EXERCISE DIRECTIONS:
Below are some records. Count the lines with "long" in them and give nothing but the total.
— start of SOURCE MATERIAL —
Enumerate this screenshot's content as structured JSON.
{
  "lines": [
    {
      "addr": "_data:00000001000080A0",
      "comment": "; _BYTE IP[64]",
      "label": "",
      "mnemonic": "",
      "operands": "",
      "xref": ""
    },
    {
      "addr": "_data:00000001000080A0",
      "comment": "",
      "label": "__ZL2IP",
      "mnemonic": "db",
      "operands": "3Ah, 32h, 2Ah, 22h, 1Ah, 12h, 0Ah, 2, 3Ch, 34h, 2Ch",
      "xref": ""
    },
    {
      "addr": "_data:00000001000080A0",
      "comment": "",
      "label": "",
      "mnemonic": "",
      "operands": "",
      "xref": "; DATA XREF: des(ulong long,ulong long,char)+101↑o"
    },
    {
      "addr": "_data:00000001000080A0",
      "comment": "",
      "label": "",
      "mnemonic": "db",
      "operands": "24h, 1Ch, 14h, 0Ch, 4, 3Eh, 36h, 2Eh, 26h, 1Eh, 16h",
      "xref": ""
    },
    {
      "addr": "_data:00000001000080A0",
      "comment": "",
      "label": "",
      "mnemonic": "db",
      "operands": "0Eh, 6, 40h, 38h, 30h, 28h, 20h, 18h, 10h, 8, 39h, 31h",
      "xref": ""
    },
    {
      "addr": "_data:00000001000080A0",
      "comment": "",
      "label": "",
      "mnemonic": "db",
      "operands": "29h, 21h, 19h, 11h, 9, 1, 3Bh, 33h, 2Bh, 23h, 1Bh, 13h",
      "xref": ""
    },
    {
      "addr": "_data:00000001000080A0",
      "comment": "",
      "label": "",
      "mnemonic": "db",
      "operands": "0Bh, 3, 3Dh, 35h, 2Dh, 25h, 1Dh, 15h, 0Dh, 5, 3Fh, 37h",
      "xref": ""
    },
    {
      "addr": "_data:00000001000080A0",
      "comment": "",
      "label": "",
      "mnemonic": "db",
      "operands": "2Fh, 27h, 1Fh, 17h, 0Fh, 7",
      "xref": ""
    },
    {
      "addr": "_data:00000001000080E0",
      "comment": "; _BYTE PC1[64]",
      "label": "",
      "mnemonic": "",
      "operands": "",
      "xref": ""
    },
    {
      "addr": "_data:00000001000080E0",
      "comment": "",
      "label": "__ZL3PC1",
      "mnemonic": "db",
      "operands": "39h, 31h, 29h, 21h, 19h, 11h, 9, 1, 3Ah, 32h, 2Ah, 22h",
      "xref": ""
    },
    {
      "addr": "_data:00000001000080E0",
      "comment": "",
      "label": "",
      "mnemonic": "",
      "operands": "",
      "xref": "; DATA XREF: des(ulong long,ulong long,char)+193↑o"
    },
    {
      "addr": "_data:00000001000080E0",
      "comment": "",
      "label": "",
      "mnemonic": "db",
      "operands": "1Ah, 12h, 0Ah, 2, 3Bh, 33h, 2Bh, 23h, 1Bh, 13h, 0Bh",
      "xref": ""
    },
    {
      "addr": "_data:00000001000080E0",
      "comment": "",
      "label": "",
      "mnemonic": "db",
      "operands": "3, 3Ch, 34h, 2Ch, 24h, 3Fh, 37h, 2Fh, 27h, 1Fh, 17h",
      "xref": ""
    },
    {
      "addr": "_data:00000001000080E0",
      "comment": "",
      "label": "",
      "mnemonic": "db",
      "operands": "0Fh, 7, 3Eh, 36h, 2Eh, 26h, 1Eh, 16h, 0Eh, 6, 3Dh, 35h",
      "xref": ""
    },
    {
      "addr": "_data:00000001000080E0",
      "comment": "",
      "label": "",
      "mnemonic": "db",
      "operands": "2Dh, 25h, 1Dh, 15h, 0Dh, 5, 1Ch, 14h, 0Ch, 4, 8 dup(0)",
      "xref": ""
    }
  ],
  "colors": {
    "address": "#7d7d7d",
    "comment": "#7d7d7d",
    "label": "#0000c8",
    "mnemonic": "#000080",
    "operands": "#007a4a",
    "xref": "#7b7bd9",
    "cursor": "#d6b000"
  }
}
— end of SOURCE MATERIAL —
OUTPUT OF THE TASK:
2